# What you should do:
From the listing that follows, extract every line and set it down unaltered.

# Dataset:
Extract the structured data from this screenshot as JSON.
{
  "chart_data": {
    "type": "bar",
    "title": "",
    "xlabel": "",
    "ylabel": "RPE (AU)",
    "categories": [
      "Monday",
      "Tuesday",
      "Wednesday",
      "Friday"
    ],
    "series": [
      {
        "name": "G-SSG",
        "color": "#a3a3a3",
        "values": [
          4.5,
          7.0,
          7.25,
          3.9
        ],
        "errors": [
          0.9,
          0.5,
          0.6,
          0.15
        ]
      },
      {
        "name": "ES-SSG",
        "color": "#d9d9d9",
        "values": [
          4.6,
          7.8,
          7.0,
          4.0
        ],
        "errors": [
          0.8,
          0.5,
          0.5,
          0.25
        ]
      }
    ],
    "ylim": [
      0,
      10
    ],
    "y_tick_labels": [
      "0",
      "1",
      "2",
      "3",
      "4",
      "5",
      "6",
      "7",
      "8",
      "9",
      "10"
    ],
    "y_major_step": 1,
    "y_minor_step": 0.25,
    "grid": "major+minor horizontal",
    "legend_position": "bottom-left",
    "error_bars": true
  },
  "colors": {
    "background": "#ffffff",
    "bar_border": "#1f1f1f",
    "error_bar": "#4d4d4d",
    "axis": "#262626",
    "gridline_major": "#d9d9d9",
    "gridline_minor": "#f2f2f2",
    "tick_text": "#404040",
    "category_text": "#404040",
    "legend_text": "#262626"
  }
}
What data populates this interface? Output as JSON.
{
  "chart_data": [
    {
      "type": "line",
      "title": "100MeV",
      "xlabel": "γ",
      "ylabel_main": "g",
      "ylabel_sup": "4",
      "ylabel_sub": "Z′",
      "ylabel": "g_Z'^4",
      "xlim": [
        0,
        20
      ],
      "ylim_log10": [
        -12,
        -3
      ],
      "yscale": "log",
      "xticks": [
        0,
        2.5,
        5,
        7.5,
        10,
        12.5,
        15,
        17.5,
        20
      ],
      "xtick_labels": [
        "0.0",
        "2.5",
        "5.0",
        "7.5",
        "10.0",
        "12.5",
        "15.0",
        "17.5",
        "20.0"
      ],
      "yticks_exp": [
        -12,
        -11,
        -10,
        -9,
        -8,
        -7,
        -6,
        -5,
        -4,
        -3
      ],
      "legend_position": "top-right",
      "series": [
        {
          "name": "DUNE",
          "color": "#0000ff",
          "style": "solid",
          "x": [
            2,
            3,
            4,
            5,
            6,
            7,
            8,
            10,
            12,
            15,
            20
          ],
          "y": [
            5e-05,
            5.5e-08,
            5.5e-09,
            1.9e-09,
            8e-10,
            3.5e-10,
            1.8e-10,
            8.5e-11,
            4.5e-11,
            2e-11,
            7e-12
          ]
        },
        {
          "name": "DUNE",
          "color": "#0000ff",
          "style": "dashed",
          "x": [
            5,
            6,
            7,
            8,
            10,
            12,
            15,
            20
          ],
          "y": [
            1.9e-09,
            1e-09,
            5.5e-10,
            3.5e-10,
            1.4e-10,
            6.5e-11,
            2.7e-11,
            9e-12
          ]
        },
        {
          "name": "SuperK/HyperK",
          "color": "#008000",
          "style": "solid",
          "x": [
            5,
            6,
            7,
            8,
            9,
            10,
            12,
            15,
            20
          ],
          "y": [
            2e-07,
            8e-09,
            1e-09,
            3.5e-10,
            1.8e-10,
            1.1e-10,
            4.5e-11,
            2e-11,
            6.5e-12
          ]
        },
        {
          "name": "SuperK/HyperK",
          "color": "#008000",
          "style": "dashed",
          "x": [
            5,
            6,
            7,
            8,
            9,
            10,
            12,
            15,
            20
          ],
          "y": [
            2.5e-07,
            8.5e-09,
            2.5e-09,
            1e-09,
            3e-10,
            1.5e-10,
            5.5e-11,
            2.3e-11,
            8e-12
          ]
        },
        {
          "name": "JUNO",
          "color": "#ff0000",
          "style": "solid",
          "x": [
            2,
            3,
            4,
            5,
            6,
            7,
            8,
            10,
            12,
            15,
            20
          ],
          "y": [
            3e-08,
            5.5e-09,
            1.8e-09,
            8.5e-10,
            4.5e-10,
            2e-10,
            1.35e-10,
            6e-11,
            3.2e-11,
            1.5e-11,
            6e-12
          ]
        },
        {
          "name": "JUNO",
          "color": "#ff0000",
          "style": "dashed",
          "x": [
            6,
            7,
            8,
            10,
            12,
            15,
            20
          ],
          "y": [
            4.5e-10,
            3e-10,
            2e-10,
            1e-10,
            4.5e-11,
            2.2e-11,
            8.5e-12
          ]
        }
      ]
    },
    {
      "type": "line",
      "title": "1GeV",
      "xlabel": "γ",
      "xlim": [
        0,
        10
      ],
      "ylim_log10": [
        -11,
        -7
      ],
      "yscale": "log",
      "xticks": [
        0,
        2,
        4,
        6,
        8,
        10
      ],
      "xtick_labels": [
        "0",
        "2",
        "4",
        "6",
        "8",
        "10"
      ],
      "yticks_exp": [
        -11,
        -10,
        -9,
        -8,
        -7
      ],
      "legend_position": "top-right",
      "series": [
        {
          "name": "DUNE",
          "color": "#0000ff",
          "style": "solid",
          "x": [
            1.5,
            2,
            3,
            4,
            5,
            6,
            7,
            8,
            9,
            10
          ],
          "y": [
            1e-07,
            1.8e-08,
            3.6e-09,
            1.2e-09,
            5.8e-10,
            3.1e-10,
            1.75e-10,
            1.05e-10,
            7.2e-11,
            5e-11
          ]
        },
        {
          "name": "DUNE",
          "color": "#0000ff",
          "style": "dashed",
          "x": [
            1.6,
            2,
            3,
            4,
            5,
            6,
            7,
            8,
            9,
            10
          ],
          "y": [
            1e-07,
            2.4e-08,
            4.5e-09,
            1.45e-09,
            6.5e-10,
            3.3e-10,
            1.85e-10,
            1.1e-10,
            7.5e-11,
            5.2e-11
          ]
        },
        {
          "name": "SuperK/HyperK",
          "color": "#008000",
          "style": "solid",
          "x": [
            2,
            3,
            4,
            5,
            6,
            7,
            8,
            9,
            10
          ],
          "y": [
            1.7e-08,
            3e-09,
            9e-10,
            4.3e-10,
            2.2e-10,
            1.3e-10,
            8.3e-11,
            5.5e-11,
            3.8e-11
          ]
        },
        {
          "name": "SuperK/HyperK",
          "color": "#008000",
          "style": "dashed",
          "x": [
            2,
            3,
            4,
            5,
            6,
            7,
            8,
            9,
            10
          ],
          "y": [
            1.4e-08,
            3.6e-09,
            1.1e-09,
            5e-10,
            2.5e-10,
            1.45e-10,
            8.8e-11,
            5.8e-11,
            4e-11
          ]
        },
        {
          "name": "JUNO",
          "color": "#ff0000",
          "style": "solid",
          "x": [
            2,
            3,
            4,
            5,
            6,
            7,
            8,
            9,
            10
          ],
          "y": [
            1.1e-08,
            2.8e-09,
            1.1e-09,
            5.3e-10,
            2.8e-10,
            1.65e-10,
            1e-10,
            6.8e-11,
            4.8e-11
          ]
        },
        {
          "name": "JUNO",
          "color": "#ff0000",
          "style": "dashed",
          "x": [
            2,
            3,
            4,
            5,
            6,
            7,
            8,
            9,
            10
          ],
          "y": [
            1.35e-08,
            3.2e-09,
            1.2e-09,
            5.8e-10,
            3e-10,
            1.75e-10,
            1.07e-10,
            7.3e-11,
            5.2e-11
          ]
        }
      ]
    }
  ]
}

# Task response:
Extract the structured data from this screenshot as JSON.
{
  "chart_data": {
    "type": "bar",
    "title": "",
    "xlabel": "",
    "ylabel": "RPE (AU)",
    "categories": [
      "Monday",
      "Tuesday",
      "Wednesday",
      "Friday"
    ],
    "series": [
      {
        "name": "G-SSG",
        "color": "#a3a3a3",
        "values": [
          4.5,
          7.0,
          7.25,
          3.9
        ],
        "errors": [
          0.9,
          0.5,
          0.6,
          0.15
        ]
      },
      {
        "name": "ES-SSG",
        "color": "#d9d9d9",
        "values": [
          4.6,
          7.8,
          7.0,
          4.0
        ],
        "errors": [
          0.8,
          0.5,
          0.5,
          0.25
        ]
      }
    ],
    "ylim": [
      0,
      10
    ],
    "y_tick_labels": [
      "0",
      "1",
      "2",
      "3",
      "4",
      "5",
      "6",
      "7",
      "8",
      "9",
      "10"
    ],
    "y_major_step": 1,
    "y_minor_step": 0.25,
    "grid": "major+minor horizontal",
    "legend_position": "bottom-left",
    "error_bars": true
  },
  "colors": {
    "background": "#ffffff",
    "bar_border": "#1f1f1f",
    "error_bar": "#4d4d4d",
    "axis": "#262626",
    "gridline_major": "#d9d9d9",
    "gridline_minor": "#f2f2f2",
    "tick_text": "#404040",
    "category_text": "#404040",
    "legend_text": "#262626"
  }
}
What data populates this interface? Output as JSON.
{
  "chart_data": [
    {
      "type": "line",
      "title": "100MeV",
      "xlabel": "γ",
      "ylabel_main": "g",
      "ylabel_sup": "4",
      "ylabel_sub": "Z′",
      "ylabel": "g_Z'^4",
      "xlim": [
        0,
        20
      ],
      "ylim_log10": [
        -12,
        -3
      ],
      "yscale": "log",
      "xticks": [
        0,
        2.5,
        5,
        7.5,
        10,
        12.5,
        15,
        17.5,
        20
      ],
      "xtick_labels": [
        "0.0",
        "2.5",
        "5.0",
        "7.5",
        "10.0",
        "12.5",
        "15.0",
        "17.5",
        "20.0"
      ],
      "yticks_exp": [
        -12,
        -11,
        -10,
        -9,
        -8,
        -7,
        -6,
        -5,
        -4,
        -3
      ],
      "legend_position": "top-right",
      "series": [
        {
          "name": "DUNE",
          "color": "#0000ff",
          "style": "solid",
          "x": [
            2,
            3,
            4,
            5,
            6,
            7,
            8,
            10,
            12,
            15,
            20
          ],
          "y": [
            5e-05,
            5.5e-08,
            5.5e-09,
            1.9e-09,
            8e-10,
            3.5e-10,
            1.8e-10,
            8.5e-11,
            4.5e-11,
            2e-11,
            7e-12
          ]
        },
        {
          "name": "DUNE",
          "color": "#0000ff",
          "style": "dashed",
          "x": [
            5,
            6,
            7,
            8,
            10,
            12,
            15,
            20
          ],
          "y": [
            1.9e-09,
            1e-09,
            5.5e-10,
            3.5e-10,
            1.4e-10,
            6.5e-11,
            2.7e-11,
            9e-12
          ]
        },
        {
          "name": "SuperK/HyperK",
          "color": "#008000",
          "style": "solid",
          "x": [
            5,
            6,
            7,
            8,
            9,
            10,
            12,
            15,
            20
          ],
          "y": [
            2e-07,
            8e-09,
            1e-09,
            3.5e-10,
            1.8e-10,
            1.1e-10,
            4.5e-11,
            2e-11,
            6.5e-12
          ]
        },
        {
          "name": "SuperK/HyperK",
          "color": "#008000",
          "style": "dashed",
          "x": [
            5,
            6,
            7,
            8,
            9,
            10,
            12,
            15,
            20
          ],
          "y": [
            2.5e-07,
            8.5e-09,
            2.5e-09,
            1e-09,
            3e-10,
            1.5e-10,
            5.5e-11,
            2.3e-11,
            8e-12
          ]
        },
        {
          "name": "JUNO",
          "color": "#ff0000",
          "style": "solid",
          "x": [
            2,
            3,
            4,
            5,
            6,
            7,
            8,
            10,
            12,
            15,
            20
          ],
          "y": [
            3e-08,
            5.5e-09,
            1.8e-09,
            8.5e-10,
            4.5e-10,
            2e-10,
            1.35e-10,
            6e-11,
            3.2e-11,
            1.5e-11,
            6e-12
          ]
        },
        {
          "name": "JUNO",
          "color": "#ff0000",
          "style": "dashed",
          "x": [
            6,
            7,
            8,
            10,
            12,
            15,
            20
          ],
          "y": [
            4.5e-10,
            3e-10,
            2e-10,
            1e-10,
            4.5e-11,
            2.2e-11,
            8.5e-12
          ]
        }
      ]
    },
    {
      "type": "line",
      "title": "1GeV",
      "xlabel": "γ",
      "xlim": [
        0,
        10
      ],
      "ylim_log10": [
        -11,
        -7
      ],
      "yscale": "log",
      "xticks": [
        0,
        2,
        4,
        6,
        8,
        10
      ],
      "xtick_labels": [
        "0",
        "2",
        "4",
        "6",
        "8",
        "10"
      ],
      "yticks_exp": [
        -11,
        -10,
        -9,
        -8,
        -7
      ],
      "legend_position": "top-right",
      "series": [
        {
          "name": "DUNE",
          "color": "#0000ff",
          "style": "solid",
          "x": [
            1.5,
            2,
            3,
            4,
            5,
            6,
            7,
            8,
            9,
            10
          ],
          "y": [
            1e-07,
            1.8e-08,
            3.6e-09,
            1.2e-09,
            5.8e-10,
            3.1e-10,
            1.75e-10,
            1.05e-10,
            7.2e-11,
            5e-11
          ]
        },
        {
          "name": "DUNE",
          "color": "#0000ff",
          "style": "dashed",
          "x": [
            1.6,
            2,
            3,
            4,
            5,
            6,
            7,
            8,
            9,
            10
          ],
          "y": [
            1e-07,
            2.4e-08,
            4.5e-09,
            1.45e-09,
            6.5e-10,
            3.3e-10,
            1.85e-10,
            1.1e-10,
            7.5e-11,
            5.2e-11
          ]
        },
        {
          "name": "SuperK/HyperK",
          "color": "#008000",
          "style": "solid",
          "x": [
            2,
            3,
            4,
            5,
            6,
            7,
            8,
            9,
            10
          ],
          "y": [
            1.7e-08,
            3e-09,
            9e-10,
            4.3e-10,
            2.2e-10,
            1.3e-10,
            8.3e-11,
            5.5e-11,
            3.8e-11
          ]
        },
        {
          "name": "SuperK/HyperK",
          "color": "#008000",
          "style": "dashed",
          "x": [
            2,
            3,
            4,
            5,
            6,
            7,
            8,
            9,
            10
          ],
          "y": [
            1.4e-08,
            3.6e-09,
            1.1e-09,
            5e-10,
            2.5e-10,
            1.45e-10,
            8.8e-11,
            5.8e-11,
            4e-11
          ]
        },
        {
          "name": "JUNO",
          "color": "#ff0000",
          "style": "solid",
          "x": [
            2,
            3,
            4,
            5,
            6,
            7,
            8,
            9,
            10
          ],
          "y": [
            1.1e-08,
            2.8e-09,
            1.1e-09,
            5.3e-10,
            2.8e-10,
            1.65e-10,
            1e-10,
            6.8e-11,
            4.8e-11
          ]
        },
        {
          "name": "JUNO",
          "color": "#ff0000",
          "style": "dashed",
          "x": [
            2,
            3,
            4,
            5,
            6,
            7,
            8,
            9,
            10
          ],
          "y": [
            1.35e-08,
            3.2e-09,
            1.2e-09,
            5.8e-10,
            3e-10,
            1.75e-10,
            1.07e-10,
            7.3e-11,
            5.2e-11
          ]
        }
      ]
    }
  ]
}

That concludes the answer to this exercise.